━━━ The data

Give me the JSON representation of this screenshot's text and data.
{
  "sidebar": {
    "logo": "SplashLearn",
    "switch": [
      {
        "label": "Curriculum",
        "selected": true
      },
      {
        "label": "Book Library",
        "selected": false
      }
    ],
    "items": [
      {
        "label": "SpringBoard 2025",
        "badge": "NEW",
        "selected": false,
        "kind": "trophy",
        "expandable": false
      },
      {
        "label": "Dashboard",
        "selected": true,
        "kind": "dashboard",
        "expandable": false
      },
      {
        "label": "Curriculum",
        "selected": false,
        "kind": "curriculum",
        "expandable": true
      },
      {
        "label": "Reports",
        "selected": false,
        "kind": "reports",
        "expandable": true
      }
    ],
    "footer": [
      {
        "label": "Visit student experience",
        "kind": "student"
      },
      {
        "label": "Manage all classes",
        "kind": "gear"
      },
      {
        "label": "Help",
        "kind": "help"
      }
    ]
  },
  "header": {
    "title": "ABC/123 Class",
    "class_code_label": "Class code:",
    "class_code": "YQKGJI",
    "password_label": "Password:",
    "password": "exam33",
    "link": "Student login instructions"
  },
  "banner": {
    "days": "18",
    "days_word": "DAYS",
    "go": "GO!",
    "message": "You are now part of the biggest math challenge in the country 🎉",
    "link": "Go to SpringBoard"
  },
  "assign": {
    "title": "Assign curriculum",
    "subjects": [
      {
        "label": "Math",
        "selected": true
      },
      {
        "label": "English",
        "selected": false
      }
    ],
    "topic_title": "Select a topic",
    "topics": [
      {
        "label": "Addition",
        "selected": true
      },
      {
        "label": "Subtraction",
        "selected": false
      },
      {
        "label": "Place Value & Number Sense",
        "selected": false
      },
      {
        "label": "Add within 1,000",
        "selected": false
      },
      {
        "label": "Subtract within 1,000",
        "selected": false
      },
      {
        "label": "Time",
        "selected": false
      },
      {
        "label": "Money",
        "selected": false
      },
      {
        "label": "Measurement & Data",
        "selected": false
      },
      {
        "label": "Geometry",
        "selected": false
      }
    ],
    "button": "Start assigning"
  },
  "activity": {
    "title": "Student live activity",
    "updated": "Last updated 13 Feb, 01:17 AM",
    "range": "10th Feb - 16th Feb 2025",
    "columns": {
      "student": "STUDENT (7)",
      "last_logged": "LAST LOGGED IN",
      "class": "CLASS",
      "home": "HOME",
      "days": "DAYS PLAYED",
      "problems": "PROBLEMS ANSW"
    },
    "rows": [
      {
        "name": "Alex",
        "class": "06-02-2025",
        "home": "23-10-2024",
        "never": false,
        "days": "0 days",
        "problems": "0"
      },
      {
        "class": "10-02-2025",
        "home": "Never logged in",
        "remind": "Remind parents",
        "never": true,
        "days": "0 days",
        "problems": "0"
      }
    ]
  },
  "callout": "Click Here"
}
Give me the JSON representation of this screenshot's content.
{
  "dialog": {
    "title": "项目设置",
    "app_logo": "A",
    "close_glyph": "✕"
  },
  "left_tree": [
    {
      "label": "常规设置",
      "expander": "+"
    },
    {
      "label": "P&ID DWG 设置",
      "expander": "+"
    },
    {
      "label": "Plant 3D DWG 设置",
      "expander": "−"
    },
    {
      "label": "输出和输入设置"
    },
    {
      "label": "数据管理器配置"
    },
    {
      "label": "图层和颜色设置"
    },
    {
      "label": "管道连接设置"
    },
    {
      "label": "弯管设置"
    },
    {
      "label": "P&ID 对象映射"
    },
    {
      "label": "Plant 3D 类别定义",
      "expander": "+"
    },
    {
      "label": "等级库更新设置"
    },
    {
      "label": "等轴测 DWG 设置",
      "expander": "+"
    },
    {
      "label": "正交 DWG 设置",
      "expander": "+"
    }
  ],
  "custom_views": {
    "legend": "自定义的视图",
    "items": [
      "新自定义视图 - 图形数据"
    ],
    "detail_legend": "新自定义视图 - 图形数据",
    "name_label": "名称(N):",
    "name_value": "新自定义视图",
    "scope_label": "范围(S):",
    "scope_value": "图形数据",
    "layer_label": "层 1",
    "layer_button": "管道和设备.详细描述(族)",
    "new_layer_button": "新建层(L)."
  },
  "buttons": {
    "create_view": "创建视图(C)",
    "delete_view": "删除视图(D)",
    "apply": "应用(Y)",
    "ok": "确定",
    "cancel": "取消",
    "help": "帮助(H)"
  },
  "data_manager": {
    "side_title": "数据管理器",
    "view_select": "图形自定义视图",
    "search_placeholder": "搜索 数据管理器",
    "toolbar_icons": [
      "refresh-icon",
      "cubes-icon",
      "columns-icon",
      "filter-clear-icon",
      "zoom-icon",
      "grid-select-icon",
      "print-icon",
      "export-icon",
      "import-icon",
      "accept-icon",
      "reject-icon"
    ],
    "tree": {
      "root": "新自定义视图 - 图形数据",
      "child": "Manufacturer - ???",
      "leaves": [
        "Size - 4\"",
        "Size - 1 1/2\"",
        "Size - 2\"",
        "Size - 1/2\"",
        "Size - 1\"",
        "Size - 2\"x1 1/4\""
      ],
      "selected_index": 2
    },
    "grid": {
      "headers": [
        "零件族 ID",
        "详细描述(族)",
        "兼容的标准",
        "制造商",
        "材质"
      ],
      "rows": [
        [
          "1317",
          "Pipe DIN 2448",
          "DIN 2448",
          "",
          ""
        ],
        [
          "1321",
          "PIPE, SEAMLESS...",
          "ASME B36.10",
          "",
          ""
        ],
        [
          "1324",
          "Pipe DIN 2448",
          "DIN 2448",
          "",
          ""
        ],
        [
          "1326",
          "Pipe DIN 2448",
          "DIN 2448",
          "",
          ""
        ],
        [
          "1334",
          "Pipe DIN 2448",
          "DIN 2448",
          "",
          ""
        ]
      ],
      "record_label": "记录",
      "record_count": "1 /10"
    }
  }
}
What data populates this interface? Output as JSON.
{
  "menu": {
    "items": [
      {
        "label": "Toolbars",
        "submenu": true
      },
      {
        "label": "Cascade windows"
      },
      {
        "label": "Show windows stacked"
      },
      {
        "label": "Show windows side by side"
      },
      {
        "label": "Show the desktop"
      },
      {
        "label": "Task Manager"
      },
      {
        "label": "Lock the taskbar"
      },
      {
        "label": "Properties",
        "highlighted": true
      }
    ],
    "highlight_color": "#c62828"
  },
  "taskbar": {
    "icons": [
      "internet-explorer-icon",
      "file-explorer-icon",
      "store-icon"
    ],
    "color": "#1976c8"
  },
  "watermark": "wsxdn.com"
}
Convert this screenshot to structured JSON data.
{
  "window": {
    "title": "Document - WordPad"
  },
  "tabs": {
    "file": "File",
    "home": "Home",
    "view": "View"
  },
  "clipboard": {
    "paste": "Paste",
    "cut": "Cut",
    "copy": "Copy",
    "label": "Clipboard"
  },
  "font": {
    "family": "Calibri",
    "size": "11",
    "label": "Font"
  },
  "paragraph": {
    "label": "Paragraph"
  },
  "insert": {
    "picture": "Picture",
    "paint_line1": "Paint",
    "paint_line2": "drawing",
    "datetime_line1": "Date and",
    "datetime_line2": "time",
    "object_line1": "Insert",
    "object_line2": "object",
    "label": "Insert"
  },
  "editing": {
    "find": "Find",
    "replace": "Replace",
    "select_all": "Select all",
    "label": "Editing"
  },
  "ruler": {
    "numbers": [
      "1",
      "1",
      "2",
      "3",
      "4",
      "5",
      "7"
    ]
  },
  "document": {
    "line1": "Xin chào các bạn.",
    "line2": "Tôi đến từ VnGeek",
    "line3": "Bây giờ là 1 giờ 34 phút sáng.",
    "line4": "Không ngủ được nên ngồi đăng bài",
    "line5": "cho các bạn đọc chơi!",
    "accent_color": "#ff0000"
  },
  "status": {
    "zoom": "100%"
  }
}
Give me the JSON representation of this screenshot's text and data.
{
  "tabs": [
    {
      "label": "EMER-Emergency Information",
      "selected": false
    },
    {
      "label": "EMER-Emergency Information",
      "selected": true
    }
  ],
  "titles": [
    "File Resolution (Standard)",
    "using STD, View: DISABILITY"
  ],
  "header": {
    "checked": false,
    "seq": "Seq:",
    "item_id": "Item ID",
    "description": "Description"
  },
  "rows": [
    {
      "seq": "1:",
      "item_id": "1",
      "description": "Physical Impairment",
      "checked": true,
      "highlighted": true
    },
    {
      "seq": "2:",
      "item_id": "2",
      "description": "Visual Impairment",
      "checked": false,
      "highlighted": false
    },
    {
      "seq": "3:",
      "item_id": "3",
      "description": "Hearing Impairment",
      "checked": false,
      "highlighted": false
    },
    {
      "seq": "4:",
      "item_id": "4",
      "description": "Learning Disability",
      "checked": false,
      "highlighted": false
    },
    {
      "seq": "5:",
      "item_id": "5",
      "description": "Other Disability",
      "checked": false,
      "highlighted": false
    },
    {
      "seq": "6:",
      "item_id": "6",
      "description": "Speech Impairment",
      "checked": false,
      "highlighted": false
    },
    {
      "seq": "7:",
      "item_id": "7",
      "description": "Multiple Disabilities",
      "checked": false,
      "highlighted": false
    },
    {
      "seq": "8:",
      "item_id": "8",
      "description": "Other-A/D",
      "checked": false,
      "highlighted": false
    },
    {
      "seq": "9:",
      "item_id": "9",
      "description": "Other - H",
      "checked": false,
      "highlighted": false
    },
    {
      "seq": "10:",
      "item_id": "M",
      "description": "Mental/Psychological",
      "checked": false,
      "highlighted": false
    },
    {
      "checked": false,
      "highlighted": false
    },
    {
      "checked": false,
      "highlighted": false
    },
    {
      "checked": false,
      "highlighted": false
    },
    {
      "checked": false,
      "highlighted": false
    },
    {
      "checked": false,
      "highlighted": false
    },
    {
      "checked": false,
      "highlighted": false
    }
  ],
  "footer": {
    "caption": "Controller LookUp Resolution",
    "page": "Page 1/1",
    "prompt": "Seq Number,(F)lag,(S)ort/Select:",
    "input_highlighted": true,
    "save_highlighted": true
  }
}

━━━━━━

=== Given request ===
Pull out the lines above in which the word "link" appears.

=== Solution to this task ===
    "link": "Student login instructions"
    "link": "Go to SpringBoard"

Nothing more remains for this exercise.